JOB:
Determine which lines contain the word "true", then copy those lines.

DATASET ROWS:
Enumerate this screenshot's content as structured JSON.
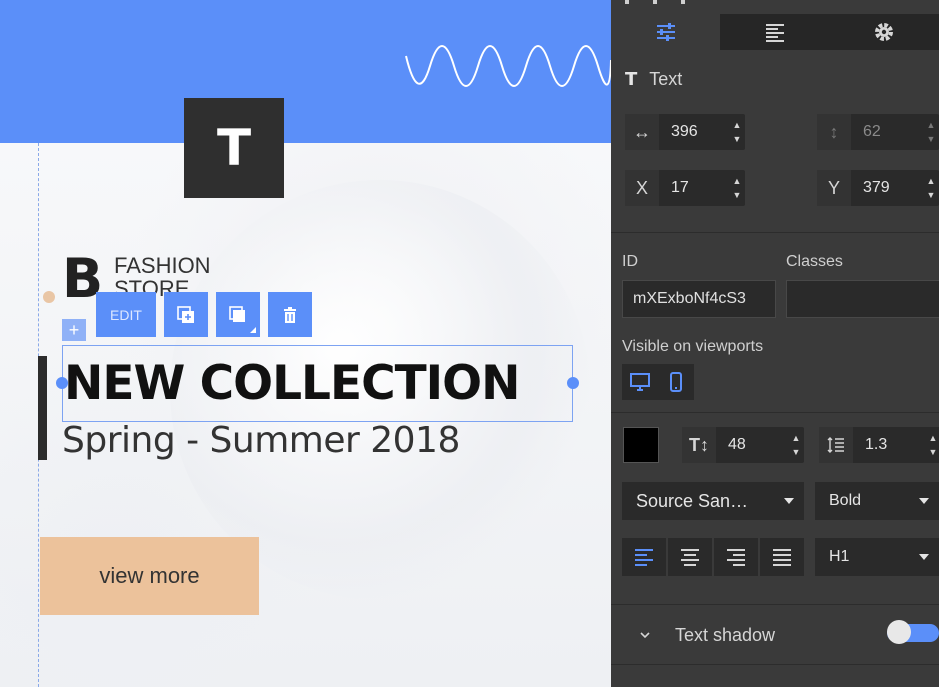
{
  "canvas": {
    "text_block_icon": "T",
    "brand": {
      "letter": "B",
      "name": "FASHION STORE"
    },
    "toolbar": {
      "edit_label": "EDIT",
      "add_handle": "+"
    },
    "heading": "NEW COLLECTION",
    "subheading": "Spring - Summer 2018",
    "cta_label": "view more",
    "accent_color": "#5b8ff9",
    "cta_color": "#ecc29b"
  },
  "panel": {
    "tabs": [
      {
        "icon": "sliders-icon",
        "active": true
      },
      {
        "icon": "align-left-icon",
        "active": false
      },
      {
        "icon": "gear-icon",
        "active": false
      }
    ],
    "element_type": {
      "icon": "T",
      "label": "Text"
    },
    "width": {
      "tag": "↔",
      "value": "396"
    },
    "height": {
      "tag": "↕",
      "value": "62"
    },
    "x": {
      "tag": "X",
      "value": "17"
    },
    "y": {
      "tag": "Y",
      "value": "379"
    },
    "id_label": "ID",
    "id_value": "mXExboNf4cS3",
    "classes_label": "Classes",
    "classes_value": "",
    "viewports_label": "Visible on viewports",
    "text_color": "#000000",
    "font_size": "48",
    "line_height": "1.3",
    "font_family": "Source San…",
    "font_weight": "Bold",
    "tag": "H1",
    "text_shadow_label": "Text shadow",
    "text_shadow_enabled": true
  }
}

ANSWER FOR THE TASK:
        "active": true
    "text_shadow_enabled": true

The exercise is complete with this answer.